**RECORDS SUPPLIED:**
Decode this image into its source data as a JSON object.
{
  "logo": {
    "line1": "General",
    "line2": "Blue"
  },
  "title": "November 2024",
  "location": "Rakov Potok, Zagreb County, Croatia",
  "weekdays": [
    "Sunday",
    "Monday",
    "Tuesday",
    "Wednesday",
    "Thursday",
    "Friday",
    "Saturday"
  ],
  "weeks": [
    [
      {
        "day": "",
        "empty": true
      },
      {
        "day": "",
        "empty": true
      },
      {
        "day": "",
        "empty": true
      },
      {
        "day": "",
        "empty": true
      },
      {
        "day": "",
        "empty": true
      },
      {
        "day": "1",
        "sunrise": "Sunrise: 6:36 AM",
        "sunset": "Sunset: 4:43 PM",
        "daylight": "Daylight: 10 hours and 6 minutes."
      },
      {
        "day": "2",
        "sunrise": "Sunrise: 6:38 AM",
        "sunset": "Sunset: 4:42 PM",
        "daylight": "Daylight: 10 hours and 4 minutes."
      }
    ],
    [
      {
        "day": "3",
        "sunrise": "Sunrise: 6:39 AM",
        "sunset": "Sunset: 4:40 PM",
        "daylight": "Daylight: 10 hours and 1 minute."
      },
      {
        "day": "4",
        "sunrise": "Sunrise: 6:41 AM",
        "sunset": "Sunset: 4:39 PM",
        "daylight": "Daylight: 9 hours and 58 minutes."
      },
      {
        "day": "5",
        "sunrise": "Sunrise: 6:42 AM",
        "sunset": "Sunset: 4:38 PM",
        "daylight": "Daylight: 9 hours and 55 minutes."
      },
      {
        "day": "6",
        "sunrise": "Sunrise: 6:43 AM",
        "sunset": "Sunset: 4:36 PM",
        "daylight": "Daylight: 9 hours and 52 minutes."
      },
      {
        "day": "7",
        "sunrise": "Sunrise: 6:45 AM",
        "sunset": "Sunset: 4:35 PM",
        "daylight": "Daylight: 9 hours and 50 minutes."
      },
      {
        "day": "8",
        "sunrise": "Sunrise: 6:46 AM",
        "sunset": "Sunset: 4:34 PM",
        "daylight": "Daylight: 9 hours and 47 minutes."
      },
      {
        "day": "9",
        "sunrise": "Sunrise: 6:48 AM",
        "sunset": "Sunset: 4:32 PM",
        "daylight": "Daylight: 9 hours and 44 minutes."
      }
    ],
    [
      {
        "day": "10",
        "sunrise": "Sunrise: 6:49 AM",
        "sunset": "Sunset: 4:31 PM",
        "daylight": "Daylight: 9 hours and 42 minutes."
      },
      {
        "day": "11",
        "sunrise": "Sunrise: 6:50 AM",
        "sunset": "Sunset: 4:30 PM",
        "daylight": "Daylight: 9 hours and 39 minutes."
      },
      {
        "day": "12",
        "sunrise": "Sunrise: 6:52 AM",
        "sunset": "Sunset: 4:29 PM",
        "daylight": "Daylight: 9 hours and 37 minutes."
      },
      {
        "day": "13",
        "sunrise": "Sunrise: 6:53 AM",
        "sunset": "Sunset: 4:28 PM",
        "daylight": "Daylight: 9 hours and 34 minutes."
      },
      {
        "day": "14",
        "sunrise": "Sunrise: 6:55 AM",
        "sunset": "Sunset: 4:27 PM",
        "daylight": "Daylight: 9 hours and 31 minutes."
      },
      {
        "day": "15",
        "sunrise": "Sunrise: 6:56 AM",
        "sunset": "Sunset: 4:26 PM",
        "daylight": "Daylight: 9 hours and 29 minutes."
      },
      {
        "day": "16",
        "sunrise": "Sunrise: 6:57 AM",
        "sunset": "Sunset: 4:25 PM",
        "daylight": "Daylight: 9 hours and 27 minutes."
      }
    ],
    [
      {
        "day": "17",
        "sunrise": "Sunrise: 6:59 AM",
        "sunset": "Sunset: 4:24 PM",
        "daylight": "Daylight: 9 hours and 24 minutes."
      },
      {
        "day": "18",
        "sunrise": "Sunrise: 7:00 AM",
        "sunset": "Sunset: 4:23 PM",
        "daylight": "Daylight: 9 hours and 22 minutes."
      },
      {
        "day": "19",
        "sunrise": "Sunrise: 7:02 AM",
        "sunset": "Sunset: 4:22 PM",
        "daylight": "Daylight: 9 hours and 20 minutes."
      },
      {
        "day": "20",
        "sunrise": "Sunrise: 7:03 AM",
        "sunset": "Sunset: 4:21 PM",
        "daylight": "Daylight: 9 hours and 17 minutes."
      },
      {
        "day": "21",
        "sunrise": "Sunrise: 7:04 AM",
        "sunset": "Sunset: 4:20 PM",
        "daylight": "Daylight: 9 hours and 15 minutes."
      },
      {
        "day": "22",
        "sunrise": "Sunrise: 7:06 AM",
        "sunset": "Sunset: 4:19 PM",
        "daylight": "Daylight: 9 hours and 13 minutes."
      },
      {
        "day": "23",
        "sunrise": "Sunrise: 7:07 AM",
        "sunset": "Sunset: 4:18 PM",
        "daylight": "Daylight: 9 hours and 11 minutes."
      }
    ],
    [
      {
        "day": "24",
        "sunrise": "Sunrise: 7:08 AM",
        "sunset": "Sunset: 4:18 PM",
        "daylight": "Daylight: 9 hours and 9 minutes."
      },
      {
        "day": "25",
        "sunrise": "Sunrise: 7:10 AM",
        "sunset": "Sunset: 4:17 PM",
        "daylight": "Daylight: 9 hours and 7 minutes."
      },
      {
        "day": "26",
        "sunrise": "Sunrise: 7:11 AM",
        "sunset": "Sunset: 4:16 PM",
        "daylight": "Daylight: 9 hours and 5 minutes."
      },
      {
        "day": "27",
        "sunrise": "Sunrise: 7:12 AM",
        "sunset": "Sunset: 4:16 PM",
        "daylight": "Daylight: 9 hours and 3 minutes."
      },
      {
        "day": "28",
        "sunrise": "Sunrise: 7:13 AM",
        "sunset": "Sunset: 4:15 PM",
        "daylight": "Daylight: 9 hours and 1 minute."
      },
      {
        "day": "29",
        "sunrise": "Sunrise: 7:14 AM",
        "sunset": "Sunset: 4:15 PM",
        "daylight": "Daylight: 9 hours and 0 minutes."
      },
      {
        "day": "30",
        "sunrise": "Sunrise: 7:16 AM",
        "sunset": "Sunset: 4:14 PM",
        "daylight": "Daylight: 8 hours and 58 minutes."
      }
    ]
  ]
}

**WHAT IS NEEDED:** Retype the listing above in full, with no alterations.

**COMPLETE ANSWER:**
Decode this image into its source data as a JSON object.
{
  "logo": {
    "line1": "General",
    "line2": "Blue"
  },
  "title": "November 2024",
  "location": "Rakov Potok, Zagreb County, Croatia",
  "weekdays": [
    "Sunday",
    "Monday",
    "Tuesday",
    "Wednesday",
    "Thursday",
    "Friday",
    "Saturday"
  ],
  "weeks": [
    [
      {
        "day": "",
        "empty": true
      },
      {
        "day": "",
        "empty": true
      },
      {
        "day": "",
        "empty": true
      },
      {
        "day": "",
        "empty": true
      },
      {
        "day": "",
        "empty": true
      },
      {
        "day": "1",
        "sunrise": "Sunrise: 6:36 AM",
        "sunset": "Sunset: 4:43 PM",
        "daylight": "Daylight: 10 hours and 6 minutes."
      },
      {
        "day": "2",
        "sunrise": "Sunrise: 6:38 AM",
        "sunset": "Sunset: 4:42 PM",
        "daylight": "Daylight: 10 hours and 4 minutes."
      }
    ],
    [
      {
        "day": "3",
        "sunrise": "Sunrise: 6:39 AM",
        "sunset": "Sunset: 4:40 PM",
        "daylight": "Daylight: 10 hours and 1 minute."
      },
      {
        "day": "4",
        "sunrise": "Sunrise: 6:41 AM",
        "sunset": "Sunset: 4:39 PM",
        "daylight": "Daylight: 9 hours and 58 minutes."
      },
      {
        "day": "5",
        "sunrise": "Sunrise: 6:42 AM",
        "sunset": "Sunset: 4:38 PM",
        "daylight": "Daylight: 9 hours and 55 minutes."
      },
      {
        "day": "6",
        "sunrise": "Sunrise: 6:43 AM",
        "sunset": "Sunset: 4:36 PM",
        "daylight": "Daylight: 9 hours and 52 minutes."
      },
      {
        "day": "7",
        "sunrise": "Sunrise: 6:45 AM",
        "sunset": "Sunset: 4:35 PM",
        "daylight": "Daylight: 9 hours and 50 minutes."
      },
      {
        "day": "8",
        "sunrise": "Sunrise: 6:46 AM",
        "sunset": "Sunset: 4:34 PM",
        "daylight": "Daylight: 9 hours and 47 minutes."
      },
      {
        "day": "9",
        "sunrise": "Sunrise: 6:48 AM",
        "sunset": "Sunset: 4:32 PM",
        "daylight": "Daylight: 9 hours and 44 minutes."
      }
    ],
    [
      {
        "day": "10",
        "sunrise": "Sunrise: 6:49 AM",
        "sunset": "Sunset: 4:31 PM",
        "daylight": "Daylight: 9 hours and 42 minutes."
      },
      {
        "day": "11",
        "sunrise": "Sunrise: 6:50 AM",
        "sunset": "Sunset: 4:30 PM",
        "daylight": "Daylight: 9 hours and 39 minutes."
      },
      {
        "day": "12",
        "sunrise": "Sunrise: 6:52 AM",
        "sunset": "Sunset: 4:29 PM",
        "daylight": "Daylight: 9 hours and 37 minutes."
      },
      {
        "day": "13",
        "sunrise": "Sunrise: 6:53 AM",
        "sunset": "Sunset: 4:28 PM",
        "daylight": "Daylight: 9 hours and 34 minutes."
      },
      {
        "day": "14",
        "sunrise": "Sunrise: 6:55 AM",
        "sunset": "Sunset: 4:27 PM",
        "daylight": "Daylight: 9 hours and 31 minutes."
      },
      {
        "day": "15",
        "sunrise": "Sunrise: 6:56 AM",
        "sunset": "Sunset: 4:26 PM",
        "daylight": "Daylight: 9 hours and 29 minutes."
      },
      {
        "day": "16",
        "sunrise": "Sunrise: 6:57 AM",
        "sunset": "Sunset: 4:25 PM",
        "daylight": "Daylight: 9 hours and 27 minutes."
      }
    ],
    [
      {
        "day": "17",
        "sunrise": "Sunrise: 6:59 AM",
        "sunset": "Sunset: 4:24 PM",
        "daylight": "Daylight: 9 hours and 24 minutes."
      },
      {
        "day": "18",
        "sunrise": "Sunrise: 7:00 AM",
        "sunset": "Sunset: 4:23 PM",
        "daylight": "Daylight: 9 hours and 22 minutes."
      },
      {
        "day": "19",
        "sunrise": "Sunrise: 7:02 AM",
        "sunset": "Sunset: 4:22 PM",
        "daylight": "Daylight: 9 hours and 20 minutes."
      },
      {
        "day": "20",
        "sunrise": "Sunrise: 7:03 AM",
        "sunset": "Sunset: 4:21 PM",
        "daylight": "Daylight: 9 hours and 17 minutes."
      },
      {
        "day": "21",
        "sunrise": "Sunrise: 7:04 AM",
        "sunset": "Sunset: 4:20 PM",
        "daylight": "Daylight: 9 hours and 15 minutes."
      },
      {
        "day": "22",
        "sunrise": "Sunrise: 7:06 AM",
        "sunset": "Sunset: 4:19 PM",
        "daylight": "Daylight: 9 hours and 13 minutes."
      },
      {
        "day": "23",
        "sunrise": "Sunrise: 7:07 AM",
        "sunset": "Sunset: 4:18 PM",
        "daylight": "Daylight: 9 hours and 11 minutes."
      }
    ],
    [
      {
        "day": "24",
        "sunrise": "Sunrise: 7:08 AM",
        "sunset": "Sunset: 4:18 PM",
        "daylight": "Daylight: 9 hours and 9 minutes."
      },
      {
        "day": "25",
        "sunrise": "Sunrise: 7:10 AM",
        "sunset": "Sunset: 4:17 PM",
        "daylight": "Daylight: 9 hours and 7 minutes."
      },
      {
        "day": "26",
        "sunrise": "Sunrise: 7:11 AM",
        "sunset": "Sunset: 4:16 PM",
        "daylight": "Daylight: 9 hours and 5 minutes."
      },
      {
        "day": "27",
        "sunrise": "Sunrise: 7:12 AM",
        "sunset": "Sunset: 4:16 PM",
        "daylight": "Daylight: 9 hours and 3 minutes."
      },
      {
        "day": "28",
        "sunrise": "Sunrise: 7:13 AM",
        "sunset": "Sunset: 4:15 PM",
        "daylight": "Daylight: 9 hours and 1 minute."
      },
      {
        "day": "29",
        "sunrise": "Sunrise: 7:14 AM",
        "sunset": "Sunset: 4:15 PM",
        "daylight": "Daylight: 9 hours and 0 minutes."
      },
      {
        "day": "30",
        "sunrise": "Sunrise: 7:16 AM",
        "sunset": "Sunset: 4:14 PM",
        "daylight": "Daylight: 8 hours and 58 minutes."
      }
    ]
  ]
}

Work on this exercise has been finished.